# Written task:
Copy the listing lines from the one holding "data-label: 1.7 xyxy=(395,441,419,460)" through the one holding "y-tick-label: 9.0 xyxy=(72,8,100,30)", inclusive, substituting "value-label" for each "data-label" and leaving all else unchanged.

# Exercise inputs:
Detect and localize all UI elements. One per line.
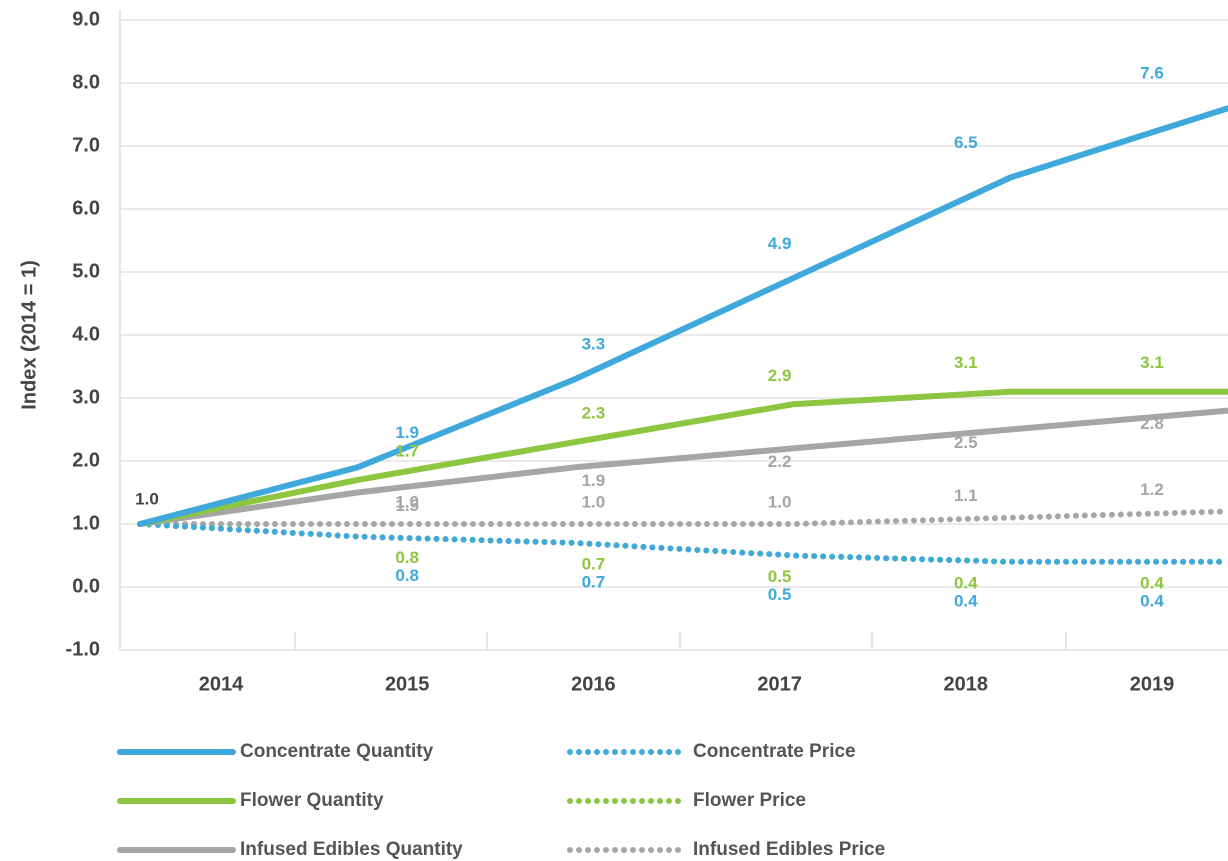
data-label: 1.7 xyxy=(395,441,419,460)
legend-label: Infused Edibles Quantity xyxy=(240,839,463,860)
data-label: 4.9 xyxy=(768,234,792,253)
data-label: 0.4 xyxy=(1140,591,1164,610)
x-tick-label: 2019 xyxy=(1130,673,1175,695)
y-tick-label: 9.0 xyxy=(72,8,100,30)
legend-label: Flower Quantity xyxy=(240,790,384,811)
data-label: 2.8 xyxy=(1140,414,1164,433)
legend-label: Infused Edibles Price xyxy=(693,839,885,860)
line xyxy=(137,407,1228,527)
data-label: 1.0 xyxy=(135,489,159,508)
data-label: 0.5 xyxy=(768,585,792,604)
data-label: 0.7 xyxy=(582,554,606,573)
x-tick-label: 2016 xyxy=(571,673,616,695)
x-tick-label: 2015 xyxy=(385,673,430,695)
data-label: 0.4 xyxy=(1140,573,1164,592)
line xyxy=(137,388,1228,527)
data-label: 1.2 xyxy=(1140,480,1164,499)
data-label: 1.0 xyxy=(768,492,792,511)
data-label: 2.9 xyxy=(768,366,792,385)
data-label: 3.1 xyxy=(954,353,978,372)
x-tick-label: 2018 xyxy=(944,673,989,695)
y-tick-label: 0.0 xyxy=(72,575,100,597)
data-label: 1.9 xyxy=(582,471,606,490)
x-tick-label: 2017 xyxy=(757,673,802,695)
y-tick-label: 1.0 xyxy=(72,512,100,534)
dotted-line xyxy=(137,521,1228,565)
y-tick-label: 6.0 xyxy=(72,197,100,219)
data-label: 3.1 xyxy=(1140,353,1164,372)
data-label: 2.5 xyxy=(954,433,978,452)
data-label: 1.0 xyxy=(395,492,419,511)
legend-label: Concentrate Quantity xyxy=(240,741,434,762)
data-label: 0.7 xyxy=(582,572,606,591)
dotted-line xyxy=(137,508,1228,527)
y-tick-label: -1.0 xyxy=(66,638,100,660)
data-label: 0.8 xyxy=(395,548,419,567)
y-tick-label: 3.0 xyxy=(72,386,100,408)
x-band-ticks xyxy=(294,632,1067,650)
data-label: 0.8 xyxy=(395,566,419,585)
data-label: 0.5 xyxy=(768,567,792,586)
y-axis-label: Index (2014 = 1) xyxy=(18,260,40,410)
data-label: 1.5 xyxy=(395,496,419,515)
dotted-line xyxy=(137,521,1228,565)
x-tick-label: 2014 xyxy=(199,673,244,695)
data-label: 1.0 xyxy=(582,492,606,511)
data-label: 2.2 xyxy=(768,452,792,471)
legend-label: Concentrate Price xyxy=(693,741,856,762)
y-tick-label: 5.0 xyxy=(72,260,100,282)
data-label: 1.9 xyxy=(395,423,419,442)
y-tick-label: 4.0 xyxy=(72,323,100,345)
data-label: 3.3 xyxy=(582,335,606,354)
y-tick-label: 2.0 xyxy=(72,449,100,471)
data-label: 1.1 xyxy=(954,486,978,505)
data-label: 6.5 xyxy=(954,133,978,152)
y-tick-label: 8.0 xyxy=(72,71,100,93)
data-label: 2.3 xyxy=(582,404,606,423)
legend-label: Flower Price xyxy=(693,790,806,811)
data-label: 7.6 xyxy=(1140,64,1164,83)
data-label: 0.4 xyxy=(954,591,978,610)
y-tick-label: 7.0 xyxy=(72,134,100,156)
line xyxy=(137,105,1228,527)
data-label: 0.4 xyxy=(954,573,978,592)
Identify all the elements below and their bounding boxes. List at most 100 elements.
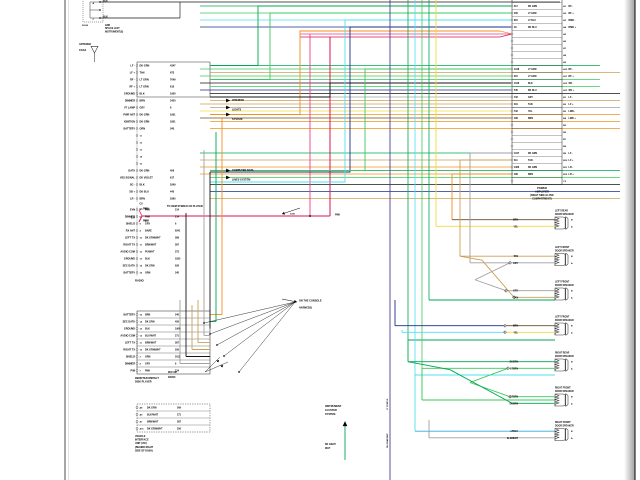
svg-text:GRY: GRY [513,291,518,293]
svg-text:GND: GND [105,25,110,27]
svg-text:LT BLU: LT BLU [528,0,536,1]
svg-text:LF -: LF - [569,152,574,155]
svg-text:LT GRN: LT GRN [528,13,537,15]
svg-text:DK GRN: DK GRN [140,64,150,67]
svg-text:SHIELD: SHIELD [126,355,135,358]
svg-text:1901: 1901 [170,113,176,116]
svg-text:PNK: PNK [145,215,150,218]
svg-text:COAX: COAX [79,49,87,52]
svg-text:DIMMER: DIMMER [125,215,135,218]
svg-text:387: 387 [177,420,182,423]
svg-text:DOOR SPEAKER: DOOR SPEAKER [555,425,574,428]
svg-text:ANTENNA: ANTENNA [79,43,91,46]
svg-text:1047: 1047 [514,152,520,155]
svg-text:DK GRN/WHT: DK GRN/WHT [147,427,163,430]
svg-text:ORN: ORN [145,355,151,358]
svg-text:DOOR SPEAKER: DOOR SPEAKER [555,319,574,322]
svg-text:DOOR SPEAKER: DOOR SPEAKER [555,213,574,216]
svg-text:LF -: LF - [130,64,135,67]
svg-text:610: 610 [170,85,175,88]
svg-text:GRY: GRY [145,362,150,365]
svg-text:2011: 2011 [175,355,181,358]
svg-text:SB +: SB + [569,89,575,92]
svg-text:IGNITION: IGNITION [124,120,135,123]
svg-text:LR +: LR + [569,173,575,176]
svg-text:LF +: LF + [569,159,575,162]
svg-text:DK GRN/WHT: DK GRN/WHT [145,348,161,351]
svg-text:A7b: A7b [140,427,145,430]
svg-text:BATTERY: BATTERY [123,313,135,316]
svg-text:DK GRN: DK GRN [528,6,537,8]
svg-text:TAN: TAN [528,103,533,106]
svg-text:ORN: ORN [140,127,146,130]
svg-text:RADIO: RADIO [135,279,144,283]
svg-text:RF -: RF - [569,5,574,8]
svg-text:YEL: YEL [528,111,533,113]
svg-text:RADIO: RADIO [168,376,176,379]
svg-text:LEFT FRONT: LEFT FRONT [555,247,570,249]
svg-text:DATA: DATA [128,169,135,172]
svg-text:LIGHTS: LIGHTS [232,108,241,111]
svg-text:271: 271 [175,334,180,337]
svg-text:RIGHT FRONT: RIGHT FRONT [555,422,571,424]
svg-text:SB -: SB - [569,0,574,1]
svg-text:ON THE CONSOLE: ON THE CONSOLE [299,300,322,303]
svg-text:DK GRN: DK GRN [528,167,537,169]
svg-text:LT GRN: LT GRN [528,69,537,71]
svg-text:340: 340 [175,313,180,316]
svg-text:1048: 1048 [514,68,520,71]
svg-text:DKGRN: DKGRN [510,362,519,364]
svg-text:340: 340 [170,127,175,130]
svg-text:372: 372 [175,250,180,253]
svg-text:SHIELD: SHIELD [126,222,135,225]
svg-text:PNK: PNK [335,213,340,216]
svg-text:3330: 3330 [290,214,296,216]
svg-text:214: 214 [175,208,180,211]
svg-text:LT GRN: LT GRN [140,78,149,81]
svg-text:LF +: LF + [569,103,575,106]
svg-text:LEFT REAR: LEFT REAR [555,209,568,212]
svg-text:RF -: RF - [569,68,574,71]
svg-text:BRN/WHT: BRN/WHT [145,341,157,344]
svg-text:TAN: TAN [528,159,533,162]
svg-text:256: 256 [177,427,182,430]
svg-text:DKGRN: DKGRN [510,403,519,405]
svg-text:LTBLU: LTBLU [511,431,519,433]
svg-text:1801: 1801 [170,120,176,123]
svg-text:TO OEM STEREO CD PLAYER: TO OEM STEREO CD PLAYER [167,205,203,208]
svg-text:387: 387 [175,341,180,344]
svg-text:LMD -: LMD - [569,110,576,113]
svg-text:W/O XM: W/O XM [168,372,177,374]
svg-text:BATTERY: BATTERY [123,271,135,274]
svg-text:BLK: BLK [140,92,145,95]
svg-text:387: 387 [175,243,180,246]
svg-text:GRY: GRY [145,222,150,225]
svg-text:DIMMER: DIMMER [125,99,135,102]
svg-text:LT GRN: LT GRN [140,85,149,88]
svg-text:BRN: BRN [528,174,533,176]
svg-text:BRN: BRN [513,326,518,328]
svg-text:BRN: BRN [513,220,518,222]
svg-text:(BEHIND RIGHT: (BEHIND RIGHT [135,446,154,449]
svg-text:RMD +: RMD + [569,26,577,29]
svg-text:S1000: S1000 [82,25,89,27]
svg-text:AUDIO COM: AUDIO COM [120,250,135,253]
svg-text:RIGHT FRONT: RIGHT FRONT [555,387,571,389]
svg-text:COMPARTMENT): COMPARTMENT) [532,198,552,201]
svg-text:DK BLU: DK BLU [528,90,537,92]
svg-text:456: 456 [175,320,180,323]
svg-text:7049: 7049 [170,78,176,81]
svg-text:BARE: BARE [145,229,152,232]
svg-text:DK GRN: DK GRN [140,113,150,116]
svg-text:LEFT TX: LEFT TX [125,341,135,344]
svg-text:DK GRN: DK GRN [528,153,537,155]
svg-text:SYSTEM: SYSTEM [325,413,335,416]
svg-text:BRN: BRN [145,313,150,316]
svg-text:PNK: PNK [145,208,150,211]
svg-text:RMD -: RMD - [569,19,576,22]
svg-text:6541: 6541 [175,229,181,232]
svg-text:DK GRAY/WHT: DK GRAY/WHT [386,433,389,448]
svg-text:ELEMENT: ELEMENT [507,438,519,440]
svg-text:LINES SYSTEM: LINES SYSTEM [232,178,250,181]
svg-text:RF -: RF - [130,78,135,81]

# Expected answer:
value-label: 1.7 xyxy=(395,441,419,460)
legend-label: Infused Edibles Quantity xyxy=(240,839,463,860)
value-label: 4.9 xyxy=(768,234,792,253)
value-label: 0.4 xyxy=(1140,591,1164,610)
x-tick-label: 2019 xyxy=(1130,673,1175,695)
y-tick-label: 9.0 xyxy=(72,8,100,30)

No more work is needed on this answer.